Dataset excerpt
★ ★ ★ ★ ★ ★ ★
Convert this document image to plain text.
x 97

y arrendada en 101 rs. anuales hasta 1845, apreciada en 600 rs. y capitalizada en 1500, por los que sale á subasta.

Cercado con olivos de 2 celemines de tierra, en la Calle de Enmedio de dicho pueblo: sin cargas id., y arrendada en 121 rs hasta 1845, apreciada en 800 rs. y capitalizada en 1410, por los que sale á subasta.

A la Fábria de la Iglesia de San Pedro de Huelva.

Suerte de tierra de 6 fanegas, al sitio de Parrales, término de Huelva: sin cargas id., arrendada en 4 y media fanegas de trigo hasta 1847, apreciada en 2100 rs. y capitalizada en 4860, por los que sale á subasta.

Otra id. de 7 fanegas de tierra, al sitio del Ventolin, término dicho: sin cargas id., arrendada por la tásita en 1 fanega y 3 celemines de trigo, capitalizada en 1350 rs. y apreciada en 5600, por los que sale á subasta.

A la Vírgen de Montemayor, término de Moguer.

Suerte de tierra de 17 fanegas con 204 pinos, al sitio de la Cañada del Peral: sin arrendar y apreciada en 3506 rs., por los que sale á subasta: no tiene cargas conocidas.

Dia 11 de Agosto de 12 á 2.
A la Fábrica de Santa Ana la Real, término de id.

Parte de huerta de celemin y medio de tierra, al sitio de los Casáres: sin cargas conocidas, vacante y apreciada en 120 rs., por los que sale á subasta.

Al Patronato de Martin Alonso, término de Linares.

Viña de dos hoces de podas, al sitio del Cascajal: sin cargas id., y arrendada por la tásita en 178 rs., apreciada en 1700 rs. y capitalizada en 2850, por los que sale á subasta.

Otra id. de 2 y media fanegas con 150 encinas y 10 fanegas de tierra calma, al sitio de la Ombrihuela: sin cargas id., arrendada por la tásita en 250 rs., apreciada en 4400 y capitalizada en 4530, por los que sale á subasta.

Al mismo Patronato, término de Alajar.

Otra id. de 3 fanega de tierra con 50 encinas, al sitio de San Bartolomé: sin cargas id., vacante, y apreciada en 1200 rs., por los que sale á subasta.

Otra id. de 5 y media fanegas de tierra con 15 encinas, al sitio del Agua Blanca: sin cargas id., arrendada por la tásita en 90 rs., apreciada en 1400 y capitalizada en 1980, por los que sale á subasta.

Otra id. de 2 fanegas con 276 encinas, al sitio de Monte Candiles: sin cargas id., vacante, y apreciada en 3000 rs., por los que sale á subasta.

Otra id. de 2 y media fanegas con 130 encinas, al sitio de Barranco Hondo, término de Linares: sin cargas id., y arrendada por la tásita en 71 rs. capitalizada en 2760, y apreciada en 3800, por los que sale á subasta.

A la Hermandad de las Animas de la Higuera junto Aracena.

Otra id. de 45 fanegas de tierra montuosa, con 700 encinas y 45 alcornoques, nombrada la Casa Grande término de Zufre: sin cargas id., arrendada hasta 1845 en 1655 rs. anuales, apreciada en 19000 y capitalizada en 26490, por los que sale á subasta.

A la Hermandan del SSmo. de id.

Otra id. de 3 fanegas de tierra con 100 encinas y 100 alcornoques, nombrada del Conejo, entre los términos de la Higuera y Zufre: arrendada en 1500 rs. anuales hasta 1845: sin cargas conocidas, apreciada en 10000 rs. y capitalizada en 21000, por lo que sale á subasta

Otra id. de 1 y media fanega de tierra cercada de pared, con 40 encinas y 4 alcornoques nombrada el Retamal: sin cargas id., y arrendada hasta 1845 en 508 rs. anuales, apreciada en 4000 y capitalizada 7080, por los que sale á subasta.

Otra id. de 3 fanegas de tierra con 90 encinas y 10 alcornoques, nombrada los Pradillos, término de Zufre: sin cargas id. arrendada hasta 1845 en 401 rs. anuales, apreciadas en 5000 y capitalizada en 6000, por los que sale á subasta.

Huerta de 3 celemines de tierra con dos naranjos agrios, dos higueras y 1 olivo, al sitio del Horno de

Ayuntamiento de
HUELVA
★ ★ ★ ★ ★ ★ ★
§ **STATED TASK**
Go through the material above line by line and copy it exactly.

§ **FINISHED EXERCISE**
Convert this document image to plain text.
x 97

y arrendada en 101 rs. anuales hasta 1845, apreciada en 600 rs. y capitalizada en 1500, por los que sale á subasta.

Cercado con olivos de 2 celemines de tierra, en la Calle de Enmedio de dicho pueblo: sin cargas id., y arrendada en 121 rs hasta 1845, apreciada en 800 rs. y capitalizada en 1410, por los que sale á subasta.

A la Fábria de la Iglesia de San Pedro de Huelva.

Suerte de tierra de 6 fanegas, al sitio de Parrales, término de Huelva: sin cargas id., arrendada en 4 y media fanegas de trigo hasta 1847, apreciada en 2100 rs. y capitalizada en 4860, por los que sale á subasta.

Otra id. de 7 fanegas de tierra, al sitio del Ventolin, término dicho: sin cargas id., arrendada por la tásita en 1 fanega y 3 celemines de trigo, capitalizada en 1350 rs. y apreciada en 5600, por los que sale á subasta.

A la Vírgen de Montemayor, término de Moguer.

Suerte de tierra de 17 fanegas con 204 pinos, al sitio de la Cañada del Peral: sin arrendar y apreciada en 3506 rs., por los que sale á subasta: no tiene cargas conocidas.

Dia 11 de Agosto de 12 á 2.
A la Fábrica de Santa Ana la Real, término de id.

Parte de huerta de celemin y medio de tierra, al sitio de los Casáres: sin cargas conocidas, vacante y apreciada en 120 rs., por los que sale á subasta.

Al Patronato de Martin Alonso, término de Linares.

Viña de dos hoces de podas, al sitio del Cascajal: sin cargas id., y arrendada por la tásita en 178 rs., apreciada en 1700 rs. y capitalizada en 2850, por los que sale á subasta.

Otra id. de 2 y media fanegas con 150 encinas y 10 fanegas de tierra calma, al sitio de la Ombrihuela: sin cargas id., arrendada por la tásita en 250 rs., apreciada en 4400 y capitalizada en 4530, por los que sale á subasta.

Al mismo Patronato, término de Alajar.

Otra id. de 3 fanega de tierra con 50 encinas, al sitio de San Bartolomé: sin cargas id., vacante, y apreciada en 1200 rs., por los que sale á subasta.

Otra id. de 5 y media fanegas de tierra con 15 encinas, al sitio del Agua Blanca: sin cargas id., arrendada por la tásita en 90 rs., apreciada en 1400 y capitalizada en 1980, por los que sale á subasta.

Otra id. de 2 fanegas con 276 encinas, al sitio de Monte Candiles: sin cargas id., vacante, y apreciada en 3000 rs., por los que sale á subasta.

Otra id. de 2 y media fanegas con 130 encinas, al sitio de Barranco Hondo, término de Linares: sin cargas id., y arrendada por la tásita en 71 rs. capitalizada en 2760, y apreciada en 3800, por los que sale á subasta.

A la Hermandad de las Animas de la Higuera junto Aracena.

Otra id. de 45 fanegas de tierra montuosa, con 700 encinas y 45 alcornoques, nombrada la Casa Grande término de Zufre: sin cargas id., arrendada hasta 1845 en 1655 rs. anuales, apreciada en 19000 y capitalizada en 26490, por los que sale á subasta.

A la Hermandan del SSmo. de id.

Otra id. de 3 fanegas de tierra con 100 encinas y 100 alcornoques, nombrada del Conejo, entre los términos de la Higuera y Zufre: arrendada en 1500 rs. anuales hasta 1845: sin cargas conocidas, apreciada en 10000 rs. y capitalizada en 21000, por lo que sale á subasta

Otra id. de 1 y media fanega de tierra cercada de pared, con 40 encinas y 4 alcornoques nombrada el Retamal: sin cargas id., y arrendada hasta 1845 en 508 rs. anuales, apreciada en 4000 y capitalizada 7080, por los que sale á subasta.

Otra id. de 3 fanegas de tierra con 90 encinas y 10 alcornoques, nombrada los Pradillos, término de Zufre: sin cargas id. arrendada hasta 1845 en 401 rs. anuales, apreciadas en 5000 y capitalizada en 6000, por los que sale á subasta.

Huerta de 3 celemines de tierra con dos naranjos agrios, dos higueras y 1 olivo, al sitio del Horno de

Ayuntamiento de
HUELVA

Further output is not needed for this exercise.